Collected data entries
•••

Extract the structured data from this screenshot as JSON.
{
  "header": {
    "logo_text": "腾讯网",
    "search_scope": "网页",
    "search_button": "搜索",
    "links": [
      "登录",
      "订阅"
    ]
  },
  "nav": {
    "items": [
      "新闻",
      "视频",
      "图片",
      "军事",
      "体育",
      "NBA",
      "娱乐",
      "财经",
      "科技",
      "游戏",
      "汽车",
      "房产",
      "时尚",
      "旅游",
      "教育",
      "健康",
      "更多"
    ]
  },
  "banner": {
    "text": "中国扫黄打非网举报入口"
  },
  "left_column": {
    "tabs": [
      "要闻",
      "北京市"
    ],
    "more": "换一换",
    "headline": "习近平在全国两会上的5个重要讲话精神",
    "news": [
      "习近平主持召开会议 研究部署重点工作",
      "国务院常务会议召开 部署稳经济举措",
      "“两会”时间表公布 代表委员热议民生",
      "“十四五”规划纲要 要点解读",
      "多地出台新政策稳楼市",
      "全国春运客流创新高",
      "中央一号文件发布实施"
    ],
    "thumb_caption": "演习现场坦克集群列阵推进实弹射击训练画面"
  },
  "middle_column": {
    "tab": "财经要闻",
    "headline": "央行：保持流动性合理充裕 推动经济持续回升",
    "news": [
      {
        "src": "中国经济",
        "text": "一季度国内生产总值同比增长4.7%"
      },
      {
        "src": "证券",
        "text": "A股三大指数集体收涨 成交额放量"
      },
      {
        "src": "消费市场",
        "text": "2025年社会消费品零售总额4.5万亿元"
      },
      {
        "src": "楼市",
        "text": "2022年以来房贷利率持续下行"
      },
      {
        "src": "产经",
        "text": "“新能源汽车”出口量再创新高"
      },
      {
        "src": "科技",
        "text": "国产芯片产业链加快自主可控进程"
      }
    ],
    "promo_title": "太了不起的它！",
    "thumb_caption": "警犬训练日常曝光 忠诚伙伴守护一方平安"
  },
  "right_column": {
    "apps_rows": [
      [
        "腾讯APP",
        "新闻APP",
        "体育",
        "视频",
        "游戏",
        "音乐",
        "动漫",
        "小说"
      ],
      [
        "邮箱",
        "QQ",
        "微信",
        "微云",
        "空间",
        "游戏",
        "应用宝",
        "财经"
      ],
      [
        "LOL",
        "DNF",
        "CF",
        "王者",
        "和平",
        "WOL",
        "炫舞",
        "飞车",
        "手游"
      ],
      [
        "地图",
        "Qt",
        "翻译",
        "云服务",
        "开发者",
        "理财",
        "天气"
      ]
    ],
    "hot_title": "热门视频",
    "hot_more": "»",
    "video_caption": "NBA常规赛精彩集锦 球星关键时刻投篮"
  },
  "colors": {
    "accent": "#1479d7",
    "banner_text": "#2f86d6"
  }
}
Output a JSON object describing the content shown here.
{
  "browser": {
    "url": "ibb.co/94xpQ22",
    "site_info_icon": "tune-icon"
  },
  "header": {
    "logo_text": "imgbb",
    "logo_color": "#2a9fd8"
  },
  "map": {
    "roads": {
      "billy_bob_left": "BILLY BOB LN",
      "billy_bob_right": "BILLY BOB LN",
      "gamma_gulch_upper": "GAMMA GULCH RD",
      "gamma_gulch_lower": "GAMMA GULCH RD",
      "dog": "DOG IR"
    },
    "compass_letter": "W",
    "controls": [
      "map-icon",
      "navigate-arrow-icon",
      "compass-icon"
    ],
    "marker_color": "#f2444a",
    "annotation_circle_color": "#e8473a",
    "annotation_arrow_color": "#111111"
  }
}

•••

• **Your task**
Output every record above exactly as it appears.

• **Correct answer**
Extract the structured data from this screenshot as JSON.
{
  "header": {
    "logo_text": "腾讯网",
    "search_scope": "网页",
    "search_button": "搜索",
    "links": [
      "登录",
      "订阅"
    ]
  },
  "nav": {
    "items": [
      "新闻",
      "视频",
      "图片",
      "军事",
      "体育",
      "NBA",
      "娱乐",
      "财经",
      "科技",
      "游戏",
      "汽车",
      "房产",
      "时尚",
      "旅游",
      "教育",
      "健康",
      "更多"
    ]
  },
  "banner": {
    "text": "中国扫黄打非网举报入口"
  },
  "left_column": {
    "tabs": [
      "要闻",
      "北京市"
    ],
    "more": "换一换",
    "headline": "习近平在全国两会上的5个重要讲话精神",
    "news": [
      "习近平主持召开会议 研究部署重点工作",
      "国务院常务会议召开 部署稳经济举措",
      "“两会”时间表公布 代表委员热议民生",
      "“十四五”规划纲要 要点解读",
      "多地出台新政策稳楼市",
      "全国春运客流创新高",
      "中央一号文件发布实施"
    ],
    "thumb_caption": "演习现场坦克集群列阵推进实弹射击训练画面"
  },
  "middle_column": {
    "tab": "财经要闻",
    "headline": "央行：保持流动性合理充裕 推动经济持续回升",
    "news": [
      {
        "src": "中国经济",
        "text": "一季度国内生产总值同比增长4.7%"
      },
      {
        "src": "证券",
        "text": "A股三大指数集体收涨 成交额放量"
      },
      {
        "src": "消费市场",
        "text": "2025年社会消费品零售总额4.5万亿元"
      },
      {
        "src": "楼市",
        "text": "2022年以来房贷利率持续下行"
      },
      {
        "src": "产经",
        "text": "“新能源汽车”出口量再创新高"
      },
      {
        "src": "科技",
        "text": "国产芯片产业链加快自主可控进程"
      }
    ],
    "promo_title": "太了不起的它！",
    "thumb_caption": "警犬训练日常曝光 忠诚伙伴守护一方平安"
  },
  "right_column": {
    "apps_rows": [
      [
        "腾讯APP",
        "新闻APP",
        "体育",
        "视频",
        "游戏",
        "音乐",
        "动漫",
        "小说"
      ],
      [
        "邮箱",
        "QQ",
        "微信",
        "微云",
        "空间",
        "游戏",
        "应用宝",
        "财经"
      ],
      [
        "LOL",
        "DNF",
        "CF",
        "王者",
        "和平",
        "WOL",
        "炫舞",
        "飞车",
        "手游"
      ],
      [
        "地图",
        "Qt",
        "翻译",
        "云服务",
        "开发者",
        "理财",
        "天气"
      ]
    ],
    "hot_title": "热门视频",
    "hot_more": "»",
    "video_caption": "NBA常规赛精彩集锦 球星关键时刻投篮"
  },
  "colors": {
    "accent": "#1479d7",
    "banner_text": "#2f86d6"
  }
}
Output a JSON object describing the content shown here.
{
  "browser": {
    "url": "ibb.co/94xpQ22",
    "site_info_icon": "tune-icon"
  },
  "header": {
    "logo_text": "imgbb",
    "logo_color": "#2a9fd8"
  },
  "map": {
    "roads": {
      "billy_bob_left": "BILLY BOB LN",
      "billy_bob_right": "BILLY BOB LN",
      "gamma_gulch_upper": "GAMMA GULCH RD",
      "gamma_gulch_lower": "GAMMA GULCH RD",
      "dog": "DOG IR"
    },
    "compass_letter": "W",
    "controls": [
      "map-icon",
      "navigate-arrow-icon",
      "compass-icon"
    ],
    "marker_color": "#f2444a",
    "annotation_circle_color": "#e8473a",
    "annotation_arrow_color": "#111111"
  }
}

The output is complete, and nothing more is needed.